Wherever a line holds the word "Çaki", copy that line out.

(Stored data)
----------
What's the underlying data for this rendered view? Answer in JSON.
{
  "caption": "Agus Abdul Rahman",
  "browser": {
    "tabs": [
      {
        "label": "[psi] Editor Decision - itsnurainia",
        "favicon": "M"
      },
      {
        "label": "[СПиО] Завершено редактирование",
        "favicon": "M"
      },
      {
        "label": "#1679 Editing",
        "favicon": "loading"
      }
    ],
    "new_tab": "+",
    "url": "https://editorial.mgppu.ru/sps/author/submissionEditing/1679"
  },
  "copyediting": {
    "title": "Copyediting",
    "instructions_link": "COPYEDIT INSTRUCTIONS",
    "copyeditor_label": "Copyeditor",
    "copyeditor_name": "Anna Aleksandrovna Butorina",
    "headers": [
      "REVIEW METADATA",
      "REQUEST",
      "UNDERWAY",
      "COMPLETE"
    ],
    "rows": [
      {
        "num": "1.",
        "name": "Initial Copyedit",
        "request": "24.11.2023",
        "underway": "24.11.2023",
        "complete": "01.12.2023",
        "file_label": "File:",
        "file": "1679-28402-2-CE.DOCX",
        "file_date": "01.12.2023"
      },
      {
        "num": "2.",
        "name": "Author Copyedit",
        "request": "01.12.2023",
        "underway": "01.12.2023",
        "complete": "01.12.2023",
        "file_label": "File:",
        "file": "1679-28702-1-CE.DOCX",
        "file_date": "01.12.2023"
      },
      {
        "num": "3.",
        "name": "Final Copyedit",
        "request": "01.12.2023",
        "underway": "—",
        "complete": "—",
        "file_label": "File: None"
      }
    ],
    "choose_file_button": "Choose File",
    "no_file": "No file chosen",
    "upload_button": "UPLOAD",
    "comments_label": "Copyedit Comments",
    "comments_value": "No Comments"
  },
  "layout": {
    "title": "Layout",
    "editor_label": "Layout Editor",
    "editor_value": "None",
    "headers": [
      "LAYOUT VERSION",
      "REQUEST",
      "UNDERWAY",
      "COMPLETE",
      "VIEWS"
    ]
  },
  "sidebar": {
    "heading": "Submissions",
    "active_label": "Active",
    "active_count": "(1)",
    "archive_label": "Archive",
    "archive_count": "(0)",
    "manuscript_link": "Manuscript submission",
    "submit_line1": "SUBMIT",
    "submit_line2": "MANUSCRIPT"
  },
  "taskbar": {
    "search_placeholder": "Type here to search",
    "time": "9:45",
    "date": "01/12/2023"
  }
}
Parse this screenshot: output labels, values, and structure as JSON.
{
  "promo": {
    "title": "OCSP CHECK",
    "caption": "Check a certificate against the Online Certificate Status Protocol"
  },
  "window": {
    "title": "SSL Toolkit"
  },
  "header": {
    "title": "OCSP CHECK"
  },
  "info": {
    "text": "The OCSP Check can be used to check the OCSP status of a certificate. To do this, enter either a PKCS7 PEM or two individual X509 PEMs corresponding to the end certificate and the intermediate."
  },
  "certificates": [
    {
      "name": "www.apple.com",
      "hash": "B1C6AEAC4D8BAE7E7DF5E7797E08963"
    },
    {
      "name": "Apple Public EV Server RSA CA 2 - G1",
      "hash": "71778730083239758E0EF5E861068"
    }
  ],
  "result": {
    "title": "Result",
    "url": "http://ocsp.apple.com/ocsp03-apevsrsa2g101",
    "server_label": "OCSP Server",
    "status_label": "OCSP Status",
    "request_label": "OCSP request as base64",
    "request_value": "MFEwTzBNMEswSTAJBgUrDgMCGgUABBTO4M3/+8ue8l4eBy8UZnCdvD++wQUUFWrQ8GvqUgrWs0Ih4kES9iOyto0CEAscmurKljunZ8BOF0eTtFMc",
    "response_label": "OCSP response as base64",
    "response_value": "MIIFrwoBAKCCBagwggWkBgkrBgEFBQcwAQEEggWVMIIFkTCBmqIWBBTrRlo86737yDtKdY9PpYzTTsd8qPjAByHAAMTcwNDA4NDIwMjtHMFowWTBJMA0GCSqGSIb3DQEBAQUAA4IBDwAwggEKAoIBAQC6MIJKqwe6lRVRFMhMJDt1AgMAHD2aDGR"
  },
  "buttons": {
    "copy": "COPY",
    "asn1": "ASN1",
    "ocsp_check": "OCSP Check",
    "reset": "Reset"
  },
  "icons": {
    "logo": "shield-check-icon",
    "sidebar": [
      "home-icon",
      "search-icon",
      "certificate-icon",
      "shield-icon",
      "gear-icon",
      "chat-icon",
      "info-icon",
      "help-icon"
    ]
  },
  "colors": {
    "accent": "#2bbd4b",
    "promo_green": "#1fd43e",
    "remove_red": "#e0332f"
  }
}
----------
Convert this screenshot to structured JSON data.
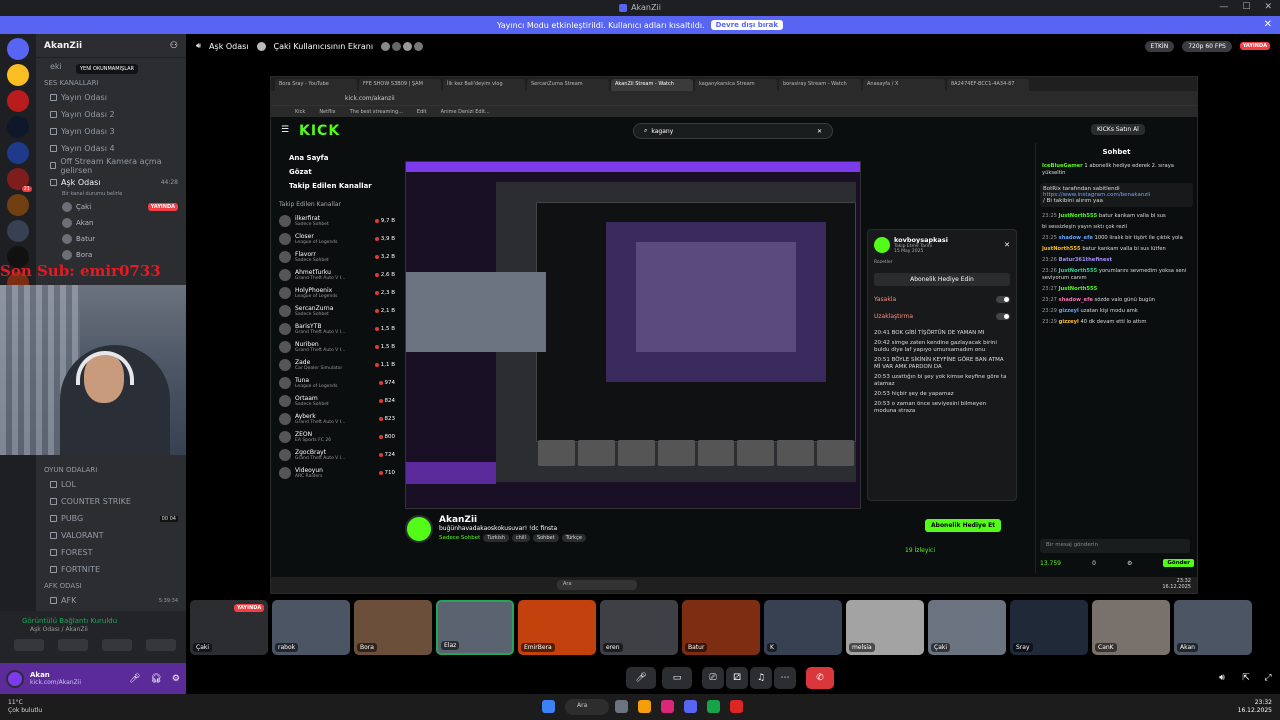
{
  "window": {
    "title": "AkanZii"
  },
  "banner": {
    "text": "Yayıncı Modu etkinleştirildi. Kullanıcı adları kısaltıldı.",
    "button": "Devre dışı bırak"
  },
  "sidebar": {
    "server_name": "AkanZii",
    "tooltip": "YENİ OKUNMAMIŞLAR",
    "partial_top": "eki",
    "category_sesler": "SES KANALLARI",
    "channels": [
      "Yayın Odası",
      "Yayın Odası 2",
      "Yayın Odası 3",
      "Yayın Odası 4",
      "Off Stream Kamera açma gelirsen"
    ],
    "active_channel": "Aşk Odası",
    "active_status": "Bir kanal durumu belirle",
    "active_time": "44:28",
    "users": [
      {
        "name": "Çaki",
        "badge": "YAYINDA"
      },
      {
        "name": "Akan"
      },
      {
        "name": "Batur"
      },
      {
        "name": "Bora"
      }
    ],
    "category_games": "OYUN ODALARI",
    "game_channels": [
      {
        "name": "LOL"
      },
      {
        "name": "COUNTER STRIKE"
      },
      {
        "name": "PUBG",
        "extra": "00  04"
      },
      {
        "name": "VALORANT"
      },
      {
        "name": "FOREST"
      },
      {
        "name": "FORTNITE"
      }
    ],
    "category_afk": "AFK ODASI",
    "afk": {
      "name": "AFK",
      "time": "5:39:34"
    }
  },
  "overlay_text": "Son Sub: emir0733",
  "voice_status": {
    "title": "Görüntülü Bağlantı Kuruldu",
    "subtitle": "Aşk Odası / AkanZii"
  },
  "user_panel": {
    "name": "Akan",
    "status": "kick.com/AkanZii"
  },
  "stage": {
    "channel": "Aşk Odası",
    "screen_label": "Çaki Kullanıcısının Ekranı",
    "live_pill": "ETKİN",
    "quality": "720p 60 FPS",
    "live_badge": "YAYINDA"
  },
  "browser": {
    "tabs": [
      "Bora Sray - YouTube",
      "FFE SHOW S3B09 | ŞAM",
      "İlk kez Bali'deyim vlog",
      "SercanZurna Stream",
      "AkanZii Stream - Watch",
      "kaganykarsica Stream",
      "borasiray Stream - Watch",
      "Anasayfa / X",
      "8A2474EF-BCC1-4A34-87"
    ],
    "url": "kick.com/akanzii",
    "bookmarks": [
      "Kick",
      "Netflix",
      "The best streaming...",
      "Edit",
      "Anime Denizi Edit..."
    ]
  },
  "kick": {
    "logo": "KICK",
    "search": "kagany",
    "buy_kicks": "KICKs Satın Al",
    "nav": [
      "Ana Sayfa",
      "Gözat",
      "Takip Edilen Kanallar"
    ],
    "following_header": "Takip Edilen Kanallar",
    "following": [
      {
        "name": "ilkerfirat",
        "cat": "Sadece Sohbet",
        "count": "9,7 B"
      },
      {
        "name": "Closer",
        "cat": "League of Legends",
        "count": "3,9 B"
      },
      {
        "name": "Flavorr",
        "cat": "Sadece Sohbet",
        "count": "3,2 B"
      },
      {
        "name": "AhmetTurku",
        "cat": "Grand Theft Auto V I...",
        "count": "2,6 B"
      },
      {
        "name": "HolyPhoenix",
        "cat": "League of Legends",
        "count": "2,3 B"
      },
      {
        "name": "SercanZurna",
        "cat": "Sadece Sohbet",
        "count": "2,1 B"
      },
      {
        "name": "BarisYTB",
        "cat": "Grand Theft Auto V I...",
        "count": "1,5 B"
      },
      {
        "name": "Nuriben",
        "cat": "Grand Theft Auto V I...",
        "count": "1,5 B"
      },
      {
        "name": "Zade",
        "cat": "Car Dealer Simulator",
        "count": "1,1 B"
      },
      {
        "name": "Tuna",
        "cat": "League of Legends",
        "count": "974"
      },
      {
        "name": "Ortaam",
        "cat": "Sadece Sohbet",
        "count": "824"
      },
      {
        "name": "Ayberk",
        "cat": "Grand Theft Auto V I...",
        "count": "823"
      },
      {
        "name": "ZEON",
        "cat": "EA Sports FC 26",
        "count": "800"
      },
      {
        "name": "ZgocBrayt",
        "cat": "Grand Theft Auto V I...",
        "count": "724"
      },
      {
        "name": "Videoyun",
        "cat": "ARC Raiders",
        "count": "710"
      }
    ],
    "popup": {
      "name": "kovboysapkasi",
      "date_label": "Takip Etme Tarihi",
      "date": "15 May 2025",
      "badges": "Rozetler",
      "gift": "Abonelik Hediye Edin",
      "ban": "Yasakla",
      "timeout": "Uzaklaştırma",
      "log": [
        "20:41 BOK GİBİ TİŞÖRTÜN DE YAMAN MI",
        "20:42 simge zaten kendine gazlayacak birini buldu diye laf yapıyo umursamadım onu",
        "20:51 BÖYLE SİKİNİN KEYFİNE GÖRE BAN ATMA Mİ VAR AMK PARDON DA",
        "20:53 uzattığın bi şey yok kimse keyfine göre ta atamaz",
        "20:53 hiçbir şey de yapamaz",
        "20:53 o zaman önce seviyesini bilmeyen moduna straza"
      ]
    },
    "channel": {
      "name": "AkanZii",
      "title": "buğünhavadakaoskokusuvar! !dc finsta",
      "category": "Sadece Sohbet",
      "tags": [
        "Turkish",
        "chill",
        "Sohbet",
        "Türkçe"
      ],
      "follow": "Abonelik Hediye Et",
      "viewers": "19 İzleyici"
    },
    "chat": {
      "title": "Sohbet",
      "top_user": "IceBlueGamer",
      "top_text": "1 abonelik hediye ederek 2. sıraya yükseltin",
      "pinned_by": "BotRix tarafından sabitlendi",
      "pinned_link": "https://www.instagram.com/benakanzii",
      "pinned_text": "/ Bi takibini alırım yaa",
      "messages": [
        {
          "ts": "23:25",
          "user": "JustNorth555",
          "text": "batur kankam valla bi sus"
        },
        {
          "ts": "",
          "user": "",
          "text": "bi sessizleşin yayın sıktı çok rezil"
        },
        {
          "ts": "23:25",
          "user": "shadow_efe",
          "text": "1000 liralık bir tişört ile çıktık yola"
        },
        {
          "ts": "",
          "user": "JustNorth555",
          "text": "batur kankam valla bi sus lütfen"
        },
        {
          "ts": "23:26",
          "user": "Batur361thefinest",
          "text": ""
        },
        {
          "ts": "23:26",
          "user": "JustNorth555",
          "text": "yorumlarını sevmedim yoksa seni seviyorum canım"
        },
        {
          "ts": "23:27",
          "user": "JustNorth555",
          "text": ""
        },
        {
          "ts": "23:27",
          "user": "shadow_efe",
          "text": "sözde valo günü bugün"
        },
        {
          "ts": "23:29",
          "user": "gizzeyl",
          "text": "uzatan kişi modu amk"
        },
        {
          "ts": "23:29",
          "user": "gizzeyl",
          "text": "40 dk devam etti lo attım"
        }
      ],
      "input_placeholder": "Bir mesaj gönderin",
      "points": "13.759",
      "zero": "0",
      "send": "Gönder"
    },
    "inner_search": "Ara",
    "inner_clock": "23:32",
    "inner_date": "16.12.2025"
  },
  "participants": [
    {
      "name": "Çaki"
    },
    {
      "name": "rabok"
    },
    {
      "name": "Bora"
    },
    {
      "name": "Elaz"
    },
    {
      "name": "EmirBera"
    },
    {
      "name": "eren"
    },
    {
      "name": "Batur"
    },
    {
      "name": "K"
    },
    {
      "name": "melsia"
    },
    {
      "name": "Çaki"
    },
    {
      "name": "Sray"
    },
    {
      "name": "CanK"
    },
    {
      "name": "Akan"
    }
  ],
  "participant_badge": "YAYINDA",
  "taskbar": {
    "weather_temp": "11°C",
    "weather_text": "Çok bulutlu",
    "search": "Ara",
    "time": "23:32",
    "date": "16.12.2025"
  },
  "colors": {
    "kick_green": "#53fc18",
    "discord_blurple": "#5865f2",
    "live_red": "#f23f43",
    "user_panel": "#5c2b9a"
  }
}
----------
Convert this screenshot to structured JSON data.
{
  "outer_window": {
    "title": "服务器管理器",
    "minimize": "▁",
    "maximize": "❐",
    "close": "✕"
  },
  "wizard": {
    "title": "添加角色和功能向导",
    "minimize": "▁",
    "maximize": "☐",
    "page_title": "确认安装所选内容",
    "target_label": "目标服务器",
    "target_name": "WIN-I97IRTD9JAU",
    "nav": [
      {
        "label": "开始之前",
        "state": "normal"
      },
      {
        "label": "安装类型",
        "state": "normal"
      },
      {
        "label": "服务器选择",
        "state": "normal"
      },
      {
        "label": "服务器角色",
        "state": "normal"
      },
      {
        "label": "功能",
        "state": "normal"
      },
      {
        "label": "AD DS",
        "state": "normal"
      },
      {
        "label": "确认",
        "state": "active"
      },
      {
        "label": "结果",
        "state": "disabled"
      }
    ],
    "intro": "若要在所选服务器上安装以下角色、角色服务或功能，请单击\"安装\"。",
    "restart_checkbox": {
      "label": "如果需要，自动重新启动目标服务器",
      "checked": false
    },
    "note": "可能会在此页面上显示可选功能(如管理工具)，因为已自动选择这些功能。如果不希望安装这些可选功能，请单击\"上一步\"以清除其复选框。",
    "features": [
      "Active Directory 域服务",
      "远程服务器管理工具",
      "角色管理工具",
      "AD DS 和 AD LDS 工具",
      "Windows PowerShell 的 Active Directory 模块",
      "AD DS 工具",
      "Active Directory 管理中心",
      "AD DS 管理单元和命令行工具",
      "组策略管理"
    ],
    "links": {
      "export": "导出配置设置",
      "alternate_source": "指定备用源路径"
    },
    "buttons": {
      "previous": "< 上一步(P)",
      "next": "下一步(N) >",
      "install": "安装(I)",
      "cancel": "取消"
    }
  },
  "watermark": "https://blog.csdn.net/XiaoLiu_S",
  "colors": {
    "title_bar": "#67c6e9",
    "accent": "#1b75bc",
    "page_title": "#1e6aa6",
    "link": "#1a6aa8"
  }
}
----------
- _Task response_:
        "name": "Çaki",
    "screen_label": "Çaki Kullanıcısının Ekranı",
      "name": "Çaki"
      "name": "Çaki"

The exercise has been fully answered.